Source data
━━━

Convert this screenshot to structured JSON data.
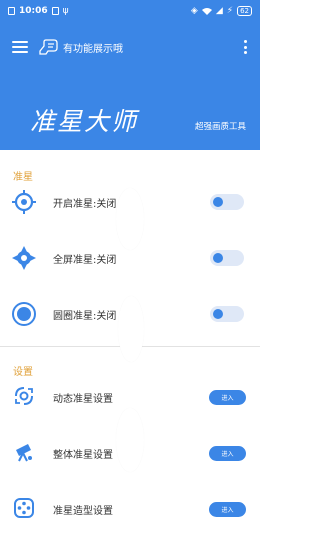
{
  "status_bar": {
    "time": "10:06",
    "battery": "62"
  },
  "toolbar": {
    "feature_text": "有功能展示哦"
  },
  "banner": {
    "title": "准星大师",
    "subtitle": "超强画质工具"
  },
  "sections": {
    "crosshair": {
      "label": "准星"
    },
    "settings": {
      "label": "设置"
    }
  },
  "crosshair_items": [
    {
      "label": "开启准星:关闭",
      "icon": "crosshair-ring-icon",
      "enabled": false
    },
    {
      "label": "全屏准星:关闭",
      "icon": "crosshair-diamond-icon",
      "enabled": false
    },
    {
      "label": "圆圈准星:关闭",
      "icon": "crosshair-circle-icon",
      "enabled": false
    }
  ],
  "settings_items": [
    {
      "label": "动态准星设置",
      "icon": "dynamic-crosshair-icon",
      "button": "进入"
    },
    {
      "label": "整体准星设置",
      "icon": "telescope-icon",
      "button": "进入"
    },
    {
      "label": "准星造型设置",
      "icon": "gamepad-icon",
      "button": "进入"
    }
  ],
  "colors": {
    "primary": "#3b86e6",
    "section_label": "#e0a13a",
    "toggle_track": "#dfe8f7"
  }
}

━━━

Return all of the entries word for word, but omit the pictures.

Convert this screenshot to structured JSON data.
{
  "status_bar": {
    "time": "10:06",
    "battery": "62"
  },
  "toolbar": {
    "feature_text": "有功能展示哦"
  },
  "banner": {
    "title": "准星大师",
    "subtitle": "超强画质工具"
  },
  "sections": {
    "crosshair": {
      "label": "准星"
    },
    "settings": {
      "label": "设置"
    }
  },
  "crosshair_items": [
    {
      "label": "开启准星:关闭",
      "icon": "crosshair-ring-icon",
      "enabled": false
    },
    {
      "label": "全屏准星:关闭",
      "icon": "crosshair-diamond-icon",
      "enabled": false
    },
    {
      "label": "圆圈准星:关闭",
      "icon": "crosshair-circle-icon",
      "enabled": false
    }
  ],
  "settings_items": [
    {
      "label": "动态准星设置",
      "icon": "dynamic-crosshair-icon",
      "button": "进入"
    },
    {
      "label": "整体准星设置",
      "icon": "telescope-icon",
      "button": "进入"
    },
    {
      "label": "准星造型设置",
      "icon": "gamepad-icon",
      "button": "进入"
    }
  ],
  "colors": {
    "primary": "#3b86e6",
    "section_label": "#e0a13a",
    "toggle_track": "#dfe8f7"
  }
}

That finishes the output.